[[ SOURCE PASSAGE, beginning ]]

We've always defined ourselves by the ability to overcome the impossible. And we count these moments. These moments when we dare to aim higher, to break barriers, to reach for the stars, to make the unknown known. We count these moments as our proudest achievements. But we lost all that. Or perhaps we've just forgotten that we are still pioneers. And we've barely begun. And that our greatest accomplishments cannot be behind us, because our destiny lies above us.
Cooper, Interstellar
It's a big full plane, which would make the Civilization Game quite playable, but I'm more intrigued to see that Interstellar is on the list of options for in flight viewing.
I ended up just not getting to Interstellar in commercial release, but it's been on my list of catch-up movies. It generated a lot of geek buzz when it debuted, with physics luminary Neil deGrasse Tyson publicly weighing in regarding the accuracy - or lack thereof - of the wormhole and black hole science involved in the plot.
Interstellar presents us with an Earth which is no longer on the edge of starvation but past it, with a reduced population living in a global dust bowl à la The Grapes of Wrath. Widowed spaceship pilot manqué Cooper, played by Matthew McConaughey*, grows corn and drinks beer while mourning the loss of the pioneer spirit in favour of survival.
Enigmatic messages from an unknown force point Cooper and his daughter Murphy toward a hidden NASA base which is covertly planning a trip through a mysterious wormhole in hopes of finding a habitable planet. Cooper decides to abandon his family and pilot the mission, even though time dilation makes it impossible for him to tell his family when he will return. Elderly physicist Michael Caine promises to have solved the mysteries of gravity manipulation before Cooper's return so that mankind can emigrate to their new home in space - once Cooper finds it.
The other side of the wormhole is a sort of physics playground, with a black hole causing all sorts of peculiar problems for the explorers.
Even as an amateur physicist**, there were aspects of those problems that I found to be questionable. For example, at one point the crew visits a planet which is orbiting a black hole closely enough that time dilation has slowed time to a crawl: seven years pass on Earth for every hour spent on the planet's surface. They leave one crew member in orbit and take a lander for a hit and run visit to the planet in order to determine the fate of previous explorers. Of course problems ensue, and when they make it back to the ship 23 years have come and gone for the solitary crew member***, and Cooper's distant daughter is now the same age that he is.
But...if the ship is in orbit, it would have to be orbiting in line with the plane of the planet's orbit so that it wouldn't get any closer to the black hole at any time, or else it would suffer from fluctuating time dilation effects. Actually, why not get the ship into a position so that exactly the same amount of time passes on the ship as on the planet? Or less time?

[[ SOURCE PASSAGE, end ]]
[[ RECORDS PROVIDED, beginning ]]

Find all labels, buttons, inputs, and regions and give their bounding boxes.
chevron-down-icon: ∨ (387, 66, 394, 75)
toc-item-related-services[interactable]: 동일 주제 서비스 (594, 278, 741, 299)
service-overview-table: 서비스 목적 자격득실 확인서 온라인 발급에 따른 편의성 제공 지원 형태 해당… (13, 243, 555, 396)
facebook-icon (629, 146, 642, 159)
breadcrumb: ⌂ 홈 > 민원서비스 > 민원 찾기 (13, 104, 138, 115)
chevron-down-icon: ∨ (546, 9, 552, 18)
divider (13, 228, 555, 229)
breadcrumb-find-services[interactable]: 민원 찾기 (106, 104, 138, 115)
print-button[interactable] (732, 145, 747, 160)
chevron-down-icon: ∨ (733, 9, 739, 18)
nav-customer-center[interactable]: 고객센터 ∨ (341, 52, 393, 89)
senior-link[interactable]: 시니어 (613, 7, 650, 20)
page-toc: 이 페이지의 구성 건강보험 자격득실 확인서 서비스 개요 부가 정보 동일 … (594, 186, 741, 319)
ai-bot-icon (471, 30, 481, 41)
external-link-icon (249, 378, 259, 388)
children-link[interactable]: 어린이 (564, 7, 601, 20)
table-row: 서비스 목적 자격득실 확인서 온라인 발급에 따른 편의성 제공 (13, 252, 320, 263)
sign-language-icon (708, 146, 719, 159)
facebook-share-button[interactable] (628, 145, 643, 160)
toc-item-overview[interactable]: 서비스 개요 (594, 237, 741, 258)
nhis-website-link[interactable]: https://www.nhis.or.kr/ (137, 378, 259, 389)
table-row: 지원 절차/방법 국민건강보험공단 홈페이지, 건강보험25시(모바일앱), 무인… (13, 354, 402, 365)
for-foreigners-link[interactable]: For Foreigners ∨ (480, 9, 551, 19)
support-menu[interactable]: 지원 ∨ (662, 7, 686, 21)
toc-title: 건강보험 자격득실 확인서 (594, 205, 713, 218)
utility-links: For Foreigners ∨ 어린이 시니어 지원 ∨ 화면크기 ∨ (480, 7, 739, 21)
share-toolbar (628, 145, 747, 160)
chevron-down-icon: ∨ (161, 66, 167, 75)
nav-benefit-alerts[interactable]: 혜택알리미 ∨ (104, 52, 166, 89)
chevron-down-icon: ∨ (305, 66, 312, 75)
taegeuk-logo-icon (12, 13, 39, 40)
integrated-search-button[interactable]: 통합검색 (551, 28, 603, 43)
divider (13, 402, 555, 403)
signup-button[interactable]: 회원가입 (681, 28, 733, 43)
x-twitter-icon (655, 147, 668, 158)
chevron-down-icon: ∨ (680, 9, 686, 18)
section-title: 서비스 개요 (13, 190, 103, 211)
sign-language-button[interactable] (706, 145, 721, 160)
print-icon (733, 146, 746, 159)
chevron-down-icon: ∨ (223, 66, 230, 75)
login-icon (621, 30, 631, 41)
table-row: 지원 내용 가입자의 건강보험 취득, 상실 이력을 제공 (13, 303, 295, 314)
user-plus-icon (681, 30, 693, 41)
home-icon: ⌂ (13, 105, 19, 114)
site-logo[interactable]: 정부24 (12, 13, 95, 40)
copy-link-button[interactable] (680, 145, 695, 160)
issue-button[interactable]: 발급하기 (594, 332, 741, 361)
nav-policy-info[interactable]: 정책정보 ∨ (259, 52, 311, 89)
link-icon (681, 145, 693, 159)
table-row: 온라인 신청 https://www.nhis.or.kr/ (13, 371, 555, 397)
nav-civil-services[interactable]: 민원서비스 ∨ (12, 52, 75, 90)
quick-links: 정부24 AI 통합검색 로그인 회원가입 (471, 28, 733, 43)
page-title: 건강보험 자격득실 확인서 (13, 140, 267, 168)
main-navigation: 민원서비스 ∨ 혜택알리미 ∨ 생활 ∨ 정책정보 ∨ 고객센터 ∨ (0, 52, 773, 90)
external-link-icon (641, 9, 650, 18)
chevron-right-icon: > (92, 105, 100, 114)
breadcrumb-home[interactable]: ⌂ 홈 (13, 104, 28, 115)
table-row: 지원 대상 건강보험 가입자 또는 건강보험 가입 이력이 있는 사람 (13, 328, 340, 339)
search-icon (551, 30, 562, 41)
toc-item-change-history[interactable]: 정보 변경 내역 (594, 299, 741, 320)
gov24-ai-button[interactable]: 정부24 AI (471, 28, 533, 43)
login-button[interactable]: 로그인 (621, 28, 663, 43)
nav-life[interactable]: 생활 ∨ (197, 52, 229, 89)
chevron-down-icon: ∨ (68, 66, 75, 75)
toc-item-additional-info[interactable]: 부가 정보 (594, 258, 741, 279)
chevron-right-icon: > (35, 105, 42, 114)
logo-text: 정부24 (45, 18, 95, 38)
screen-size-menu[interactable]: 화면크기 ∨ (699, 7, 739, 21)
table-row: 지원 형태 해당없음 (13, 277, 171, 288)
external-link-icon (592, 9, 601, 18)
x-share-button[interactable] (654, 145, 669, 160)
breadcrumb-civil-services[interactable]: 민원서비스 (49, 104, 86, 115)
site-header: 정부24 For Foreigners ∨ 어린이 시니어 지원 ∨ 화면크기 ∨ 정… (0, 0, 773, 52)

[[ RECORDS PROVIDED, end ]]

WORK REQUEST 1
Rewrite the Interstellar post starting at "I ended up just" and ending at "in the plot.", replacing "geek buzz" with "online chatter".
WORK REQUEST 2
Write a continuation of the Interstellar post, picking up after its last sentence.
The lines are separate material with no connection to the Interstellar post.

TASK RESULT 1
I ended up just not getting to Interstellar in commercial release, but it's been on my list of catch-up movies. It generated a lot of online chatter when it debuted, with physics luminary Neil deGrasse Tyson publicly weighing in regarding the accuracy - or lack thereof - of the wormhole and black hole science involved in the plot.

TASK RESULT 2
Similar moments of fuzzy logic continue throughout Interstellar, and the climax is a confusing mix of 2001: A Space Odyssey and arbitrary, illogical deus ex machina intervention by future versions of humanity. A little advice to our distant descendants: if you need to twist time and manipulate space so that information crucial to the survival of humanity is transmitted, maybe do your twisting and manipulating so that the information goes to a scientist instead of a pre-teen girl's bedroom?
- Sid
*** Who is a little quiet for the rest of the movie, not a huge surprise after more than two decades of solitary confinement.
* It used to be
that if you wanted to cast someone as an archetypal American, you picked
Kevin Costner. In the fullness of time, Mr. McConaughey has taken over the job.
** Reading science fiction is like getting a really strange education in the sciences. With aliens on the side.
*** Who is a little quiet for the rest of the movie, not a huge surprise after more than two decades of solitary confinement.
Second attempt to leave a comment (internet issues): would you recommend this movie to a layperson? As in someone mostly unfamiliar with the logistics and culture of sci fi? Or would it be too hard to follow and therefore not be enjoyable? Air Canada may offer this as a movie choice in the Vancouver-Toronto corridor.
ReplyDeleteWould I recommend this movie to a layperson? Interesting question. I'm actually not sure that I'd recommend this movie to anyone. The acting is good - Jessica Chastain is quite noteworthy, although Anne Hathaway is underutilized - but ultimately it's kind of a dull movie, which is odd considering the scope of the script.
ReplyDeleteIt's a bit like an action movie for physicists: you're not supposed to pay too much attention to the details, just eat your popcorn and enjoy the special effects, and ultimately, it wasn't quite special enough to pull me in.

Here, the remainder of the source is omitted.